# Goal:
Look for "right" in each line of the entries, and return the matching lines.

Stored items:
########################################

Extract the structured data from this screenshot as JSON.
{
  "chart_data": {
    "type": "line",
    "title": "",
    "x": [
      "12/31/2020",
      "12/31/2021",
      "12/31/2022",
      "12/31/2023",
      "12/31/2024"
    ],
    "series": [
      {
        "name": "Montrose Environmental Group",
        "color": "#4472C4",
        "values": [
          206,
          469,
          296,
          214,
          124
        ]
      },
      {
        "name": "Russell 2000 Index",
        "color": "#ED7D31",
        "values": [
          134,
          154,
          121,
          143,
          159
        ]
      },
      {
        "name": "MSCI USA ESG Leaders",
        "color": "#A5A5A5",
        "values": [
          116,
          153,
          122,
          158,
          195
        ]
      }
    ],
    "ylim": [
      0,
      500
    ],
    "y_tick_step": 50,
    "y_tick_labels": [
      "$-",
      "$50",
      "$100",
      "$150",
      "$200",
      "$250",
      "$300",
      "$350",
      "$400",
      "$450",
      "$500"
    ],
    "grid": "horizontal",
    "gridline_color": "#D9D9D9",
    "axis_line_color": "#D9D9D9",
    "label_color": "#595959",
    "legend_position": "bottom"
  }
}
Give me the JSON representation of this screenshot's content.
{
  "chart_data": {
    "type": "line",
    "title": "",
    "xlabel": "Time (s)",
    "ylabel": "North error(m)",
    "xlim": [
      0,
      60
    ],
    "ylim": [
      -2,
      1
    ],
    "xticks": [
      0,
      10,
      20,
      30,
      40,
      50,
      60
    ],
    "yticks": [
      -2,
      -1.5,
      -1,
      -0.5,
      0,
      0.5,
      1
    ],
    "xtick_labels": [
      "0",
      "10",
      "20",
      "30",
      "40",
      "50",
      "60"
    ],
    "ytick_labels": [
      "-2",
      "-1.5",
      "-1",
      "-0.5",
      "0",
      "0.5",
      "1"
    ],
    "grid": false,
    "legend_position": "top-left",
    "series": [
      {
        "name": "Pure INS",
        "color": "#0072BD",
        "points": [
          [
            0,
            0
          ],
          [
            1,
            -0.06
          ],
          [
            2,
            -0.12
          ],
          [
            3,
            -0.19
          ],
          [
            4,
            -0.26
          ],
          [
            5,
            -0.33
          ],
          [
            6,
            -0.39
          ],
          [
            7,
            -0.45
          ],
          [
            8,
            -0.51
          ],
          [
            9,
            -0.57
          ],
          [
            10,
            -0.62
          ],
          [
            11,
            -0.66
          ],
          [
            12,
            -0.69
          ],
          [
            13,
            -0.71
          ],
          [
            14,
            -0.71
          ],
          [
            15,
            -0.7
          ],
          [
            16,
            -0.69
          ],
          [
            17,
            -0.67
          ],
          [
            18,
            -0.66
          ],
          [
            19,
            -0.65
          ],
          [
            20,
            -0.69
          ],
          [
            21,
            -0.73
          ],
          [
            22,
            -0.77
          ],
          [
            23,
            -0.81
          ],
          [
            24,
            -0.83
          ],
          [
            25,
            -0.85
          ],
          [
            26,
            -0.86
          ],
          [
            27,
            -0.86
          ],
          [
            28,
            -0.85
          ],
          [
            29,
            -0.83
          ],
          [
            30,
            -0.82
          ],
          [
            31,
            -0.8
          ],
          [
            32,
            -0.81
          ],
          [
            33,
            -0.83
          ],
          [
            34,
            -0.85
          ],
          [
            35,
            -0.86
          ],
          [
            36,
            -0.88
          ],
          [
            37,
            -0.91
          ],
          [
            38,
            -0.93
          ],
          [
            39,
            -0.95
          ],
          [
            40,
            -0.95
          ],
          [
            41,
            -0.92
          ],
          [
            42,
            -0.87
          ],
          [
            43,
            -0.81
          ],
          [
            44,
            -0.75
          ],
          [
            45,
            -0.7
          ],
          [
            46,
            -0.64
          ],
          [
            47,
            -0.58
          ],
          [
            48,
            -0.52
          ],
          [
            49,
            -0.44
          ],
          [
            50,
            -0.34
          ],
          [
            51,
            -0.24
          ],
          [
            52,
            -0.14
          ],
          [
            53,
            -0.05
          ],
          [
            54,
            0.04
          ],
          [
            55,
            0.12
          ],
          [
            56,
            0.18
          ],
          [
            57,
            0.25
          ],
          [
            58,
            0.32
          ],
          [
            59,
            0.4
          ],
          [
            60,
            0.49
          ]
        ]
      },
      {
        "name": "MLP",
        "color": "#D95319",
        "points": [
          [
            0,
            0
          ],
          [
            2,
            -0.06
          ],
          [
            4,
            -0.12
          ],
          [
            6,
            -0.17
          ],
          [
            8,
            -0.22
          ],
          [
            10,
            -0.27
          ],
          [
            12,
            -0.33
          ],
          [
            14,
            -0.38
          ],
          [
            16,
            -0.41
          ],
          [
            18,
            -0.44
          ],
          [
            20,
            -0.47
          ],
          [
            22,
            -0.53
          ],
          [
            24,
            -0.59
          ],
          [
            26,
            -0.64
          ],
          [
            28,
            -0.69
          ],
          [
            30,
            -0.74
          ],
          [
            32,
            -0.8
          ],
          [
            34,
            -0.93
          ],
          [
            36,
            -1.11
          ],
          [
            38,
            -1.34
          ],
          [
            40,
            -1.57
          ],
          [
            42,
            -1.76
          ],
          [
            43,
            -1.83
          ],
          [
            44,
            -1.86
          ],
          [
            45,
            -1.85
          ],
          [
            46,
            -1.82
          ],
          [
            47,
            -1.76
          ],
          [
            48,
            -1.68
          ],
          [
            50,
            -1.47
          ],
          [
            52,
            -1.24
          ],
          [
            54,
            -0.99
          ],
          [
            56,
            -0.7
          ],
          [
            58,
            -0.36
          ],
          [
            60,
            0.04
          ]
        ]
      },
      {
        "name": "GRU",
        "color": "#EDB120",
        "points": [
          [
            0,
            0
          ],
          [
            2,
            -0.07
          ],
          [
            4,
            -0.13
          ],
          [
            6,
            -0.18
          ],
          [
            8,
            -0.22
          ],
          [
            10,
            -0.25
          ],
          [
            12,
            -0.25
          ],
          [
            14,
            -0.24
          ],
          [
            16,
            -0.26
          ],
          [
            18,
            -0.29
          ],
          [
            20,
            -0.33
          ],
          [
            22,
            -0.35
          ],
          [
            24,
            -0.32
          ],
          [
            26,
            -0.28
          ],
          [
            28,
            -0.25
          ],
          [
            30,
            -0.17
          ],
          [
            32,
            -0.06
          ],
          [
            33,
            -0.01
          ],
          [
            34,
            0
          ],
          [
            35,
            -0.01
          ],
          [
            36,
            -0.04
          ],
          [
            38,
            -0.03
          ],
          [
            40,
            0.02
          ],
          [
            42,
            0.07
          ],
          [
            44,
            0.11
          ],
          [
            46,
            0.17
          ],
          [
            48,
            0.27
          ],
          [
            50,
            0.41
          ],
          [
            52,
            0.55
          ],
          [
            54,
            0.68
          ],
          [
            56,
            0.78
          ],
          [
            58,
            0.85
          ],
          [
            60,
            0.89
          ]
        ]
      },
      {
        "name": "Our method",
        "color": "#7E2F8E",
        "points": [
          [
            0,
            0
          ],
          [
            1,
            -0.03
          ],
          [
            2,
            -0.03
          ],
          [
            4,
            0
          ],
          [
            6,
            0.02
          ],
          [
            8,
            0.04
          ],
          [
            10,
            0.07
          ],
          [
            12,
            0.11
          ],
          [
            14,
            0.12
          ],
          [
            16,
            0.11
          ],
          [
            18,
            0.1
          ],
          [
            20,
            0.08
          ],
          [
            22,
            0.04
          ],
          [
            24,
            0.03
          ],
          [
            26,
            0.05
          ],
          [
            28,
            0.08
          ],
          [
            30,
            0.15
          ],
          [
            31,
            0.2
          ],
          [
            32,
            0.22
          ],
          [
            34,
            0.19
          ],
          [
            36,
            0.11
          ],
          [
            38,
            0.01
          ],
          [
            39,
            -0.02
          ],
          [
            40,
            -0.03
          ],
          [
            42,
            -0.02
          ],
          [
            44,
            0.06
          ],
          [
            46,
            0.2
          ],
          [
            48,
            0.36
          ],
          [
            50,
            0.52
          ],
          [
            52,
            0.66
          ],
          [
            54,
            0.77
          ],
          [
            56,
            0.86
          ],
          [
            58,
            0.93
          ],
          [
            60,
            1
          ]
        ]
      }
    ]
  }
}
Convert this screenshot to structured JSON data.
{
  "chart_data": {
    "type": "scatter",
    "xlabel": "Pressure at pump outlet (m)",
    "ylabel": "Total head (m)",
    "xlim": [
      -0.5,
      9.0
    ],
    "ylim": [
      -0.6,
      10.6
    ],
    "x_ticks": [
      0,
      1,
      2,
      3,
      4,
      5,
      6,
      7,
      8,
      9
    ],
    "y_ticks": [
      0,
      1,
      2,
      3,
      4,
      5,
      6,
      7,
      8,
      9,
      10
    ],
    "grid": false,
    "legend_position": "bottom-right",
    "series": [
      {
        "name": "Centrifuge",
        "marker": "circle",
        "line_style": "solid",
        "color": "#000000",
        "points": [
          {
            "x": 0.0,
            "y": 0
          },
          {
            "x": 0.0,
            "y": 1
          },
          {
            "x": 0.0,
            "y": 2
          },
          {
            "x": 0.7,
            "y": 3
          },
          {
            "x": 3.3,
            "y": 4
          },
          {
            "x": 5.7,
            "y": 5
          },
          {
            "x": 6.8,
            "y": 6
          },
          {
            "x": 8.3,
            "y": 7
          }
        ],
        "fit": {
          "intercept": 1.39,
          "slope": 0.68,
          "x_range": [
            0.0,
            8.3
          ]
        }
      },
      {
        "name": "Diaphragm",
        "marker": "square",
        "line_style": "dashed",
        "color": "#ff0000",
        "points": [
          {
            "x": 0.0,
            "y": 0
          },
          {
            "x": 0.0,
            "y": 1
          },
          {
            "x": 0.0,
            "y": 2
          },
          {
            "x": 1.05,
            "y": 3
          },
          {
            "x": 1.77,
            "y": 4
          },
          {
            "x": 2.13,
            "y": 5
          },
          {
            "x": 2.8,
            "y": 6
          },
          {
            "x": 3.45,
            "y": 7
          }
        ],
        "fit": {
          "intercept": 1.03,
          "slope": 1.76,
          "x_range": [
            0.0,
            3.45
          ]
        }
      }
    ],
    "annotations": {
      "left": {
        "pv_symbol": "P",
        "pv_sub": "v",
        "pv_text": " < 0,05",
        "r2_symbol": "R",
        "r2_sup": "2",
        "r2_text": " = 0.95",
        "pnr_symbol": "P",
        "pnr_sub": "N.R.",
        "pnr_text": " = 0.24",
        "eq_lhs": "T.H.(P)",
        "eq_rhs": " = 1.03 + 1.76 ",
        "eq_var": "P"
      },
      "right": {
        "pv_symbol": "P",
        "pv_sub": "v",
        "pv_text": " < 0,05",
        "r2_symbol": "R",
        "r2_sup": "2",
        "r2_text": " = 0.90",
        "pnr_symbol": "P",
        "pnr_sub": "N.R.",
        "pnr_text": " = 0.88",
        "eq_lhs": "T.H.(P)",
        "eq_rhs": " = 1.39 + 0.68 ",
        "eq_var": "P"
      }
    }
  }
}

########################################

# Solution for this exercise:
    "legend_position": "bottom-right",
      "right": {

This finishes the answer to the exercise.